● **Given information**
::::

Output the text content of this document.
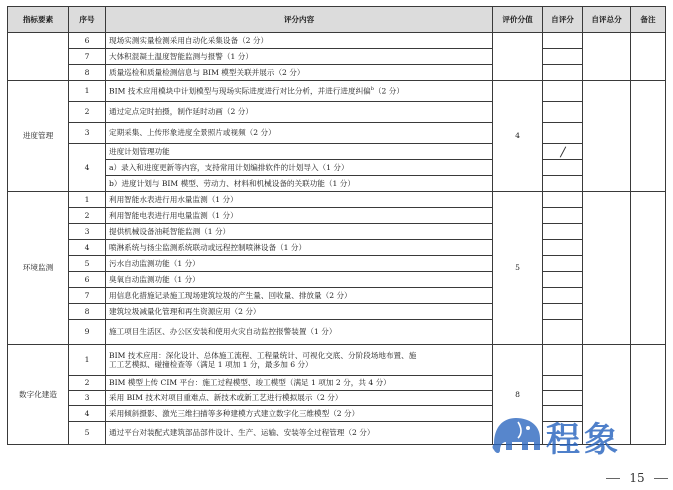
指标要素	序号	评分内容	评价分值	自评分	自评总分	备注
	6	现场实测实量检测采用自动化采集设备（2 分）				
	7	大体积混凝土温度智能监测与报警（1 分）				
	8	质量巡检和质量检测信息与 BIM 模型关联并展示（2 分）				
进度管理	1	BIM 技术应用模块中计划模型与现场实际进度进行对比分析，并进行进度纠偏$^b$（2 分）	4			
	2	通过定点定时拍摄，制作延时动画（2 分）				
	3	定期采集、上传形象进度全景照片或视频（2 分）				
	4	进度计划管理功能				

		a）录入和进度更新等内容，支持常用计划编排软件的计划导入（1 分）				
		b）进度计划与 BIM 模型、劳动力、材料和机械设备的关联功能（1 分）				
环境监测	1	利用智能水表进行用水量监测（1 分）	5			
	2	利用智能电表进行用电量监测（1 分）				
	3	提供机械设备油耗智能监测（1 分）				
	4	喷淋系统与扬尘监测系统联动或远程控制喷淋设备（1 分）				
	5	污水自动监测功能（1 分）				
	6	臭氧自动监测功能（1 分）				
	7	用信息化措施记录施工现场建筑垃圾的产生量、回收量、排放量（2 分）				
	8	建筑垃圾减量化管理和再生资源应用（2 分）				
	9	施工项目生活区、办公区安装和使用火灾自动监控报警装置（1 分）				
数字化建造	1	BIM 技术应用：深化设计、总体施工流程、工程量统计、可视化交底、分阶段场地布置、施
工工艺模拟、碰撞检查等（满足 1 项加 1 分，最多加 6 分）	8			
	2	BIM 模型上传 CIM 平台：施工过程模型、竣工模型（满足 1 项加 2 分，共 4 分）				
	3	采用 BIM 技术对项目重难点、新技术或新工艺进行模拟展示（2 分）				
	4	采用倾斜摄影、激光三维扫描等多种建模方式建立数字化三维模型（2 分）				
	5	通过平台对装配式建筑部品部件设计、生产、运输、安装等全过程管理（2 分）					程象
15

::::

● **Description of the task**
Strip out the pictures and quote the remaining data word for word.

● **Solution**
Output the text content of this document.
指标要素	序号	评分内容	评价分值	自评分	自评总分	备注
	6	现场实测实量检测采用自动化采集设备（2 分）				
	7	大体积混凝土温度智能监测与报警（1 分）				
	8	质量巡检和质量检测信息与 BIM 模型关联并展示（2 分）				
进度管理	1	BIM 技术应用模块中计划模型与现场实际进度进行对比分析，并进行进度纠偏$^b$（2 分）	4			
	2	通过定点定时拍摄，制作延时动画（2 分）				
	3	定期采集、上传形象进度全景照片或视频（2 分）				
	4	进度计划管理功能				

		a）录入和进度更新等内容，支持常用计划编排软件的计划导入（1 分）				
		b）进度计划与 BIM 模型、劳动力、材料和机械设备的关联功能（1 分）				
环境监测	1	利用智能水表进行用水量监测（1 分）	5			
	2	利用智能电表进行用电量监测（1 分）				
	3	提供机械设备油耗智能监测（1 分）				
	4	喷淋系统与扬尘监测系统联动或远程控制喷淋设备（1 分）				
	5	污水自动监测功能（1 分）				
	6	臭氧自动监测功能（1 分）				
	7	用信息化措施记录施工现场建筑垃圾的产生量、回收量、排放量（2 分）				
	8	建筑垃圾减量化管理和再生资源应用（2 分）				
	9	施工项目生活区、办公区安装和使用火灾自动监控报警装置（1 分）				
数字化建造	1	BIM 技术应用：深化设计、总体施工流程、工程量统计、可视化交底、分阶段场地布置、施
工工艺模拟、碰撞检查等（满足 1 项加 1 分，最多加 6 分）	8			
	2	BIM 模型上传 CIM 平台：施工过程模型、竣工模型（满足 1 项加 2 分，共 4 分）				
	3	采用 BIM 技术对项目重难点、新技术或新工艺进行模拟展示（2 分）				
	4	采用倾斜摄影、激光三维扫描等多种建模方式建立数字化三维模型（2 分）				
	5	通过平台对装配式建筑部品部件设计、生产、运输、安装等全过程管理（2 分）					程象
15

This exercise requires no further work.